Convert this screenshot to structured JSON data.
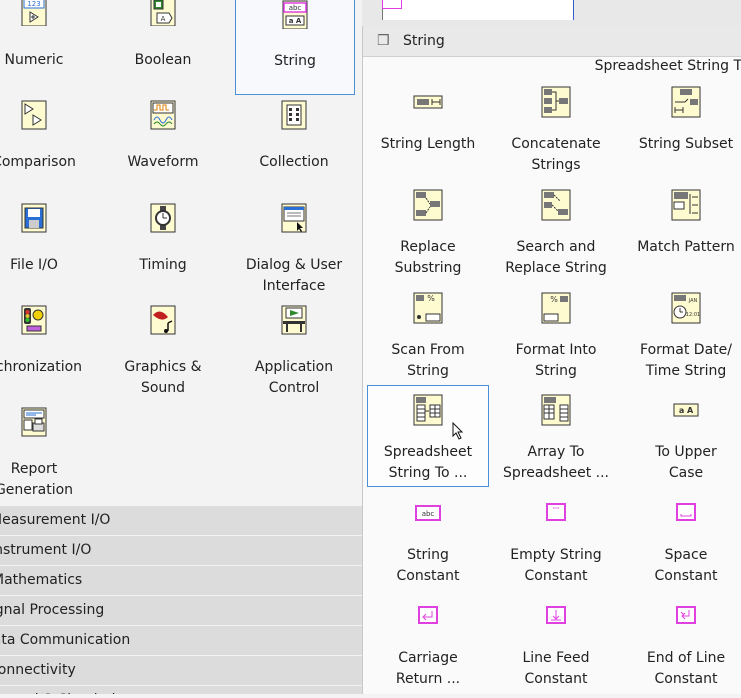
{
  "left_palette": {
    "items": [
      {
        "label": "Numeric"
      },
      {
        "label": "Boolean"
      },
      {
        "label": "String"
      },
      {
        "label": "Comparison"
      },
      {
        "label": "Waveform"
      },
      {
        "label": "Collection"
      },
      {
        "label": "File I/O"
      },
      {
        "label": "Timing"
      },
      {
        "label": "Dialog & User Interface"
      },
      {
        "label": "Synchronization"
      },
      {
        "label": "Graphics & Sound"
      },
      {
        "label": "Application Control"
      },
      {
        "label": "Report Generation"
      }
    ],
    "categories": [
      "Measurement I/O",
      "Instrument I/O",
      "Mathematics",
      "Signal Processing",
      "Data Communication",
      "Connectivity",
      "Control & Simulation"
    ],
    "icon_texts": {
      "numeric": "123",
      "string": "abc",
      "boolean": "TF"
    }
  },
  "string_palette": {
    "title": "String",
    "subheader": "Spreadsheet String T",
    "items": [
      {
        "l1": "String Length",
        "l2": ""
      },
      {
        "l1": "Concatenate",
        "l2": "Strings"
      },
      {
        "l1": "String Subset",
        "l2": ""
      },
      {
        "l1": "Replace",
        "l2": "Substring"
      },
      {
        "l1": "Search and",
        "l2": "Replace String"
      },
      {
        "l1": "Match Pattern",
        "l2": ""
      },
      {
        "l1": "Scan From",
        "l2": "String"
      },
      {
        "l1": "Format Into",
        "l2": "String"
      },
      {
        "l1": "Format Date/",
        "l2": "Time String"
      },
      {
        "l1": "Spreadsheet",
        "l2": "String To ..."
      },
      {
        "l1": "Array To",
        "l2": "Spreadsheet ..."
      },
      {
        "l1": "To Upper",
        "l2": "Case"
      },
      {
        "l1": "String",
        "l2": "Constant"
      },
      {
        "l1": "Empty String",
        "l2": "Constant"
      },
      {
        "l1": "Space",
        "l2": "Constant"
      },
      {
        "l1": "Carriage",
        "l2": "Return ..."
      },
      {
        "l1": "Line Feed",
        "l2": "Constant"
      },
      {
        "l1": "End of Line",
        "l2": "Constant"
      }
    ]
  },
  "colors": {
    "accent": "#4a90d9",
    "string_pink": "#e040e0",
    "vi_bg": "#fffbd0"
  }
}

-*-*-

**To be done**
Locate all lines holding the word "Control", then copy them out.

**Exercise solution**
        "label": "Application Control"
      "Control & Simulation"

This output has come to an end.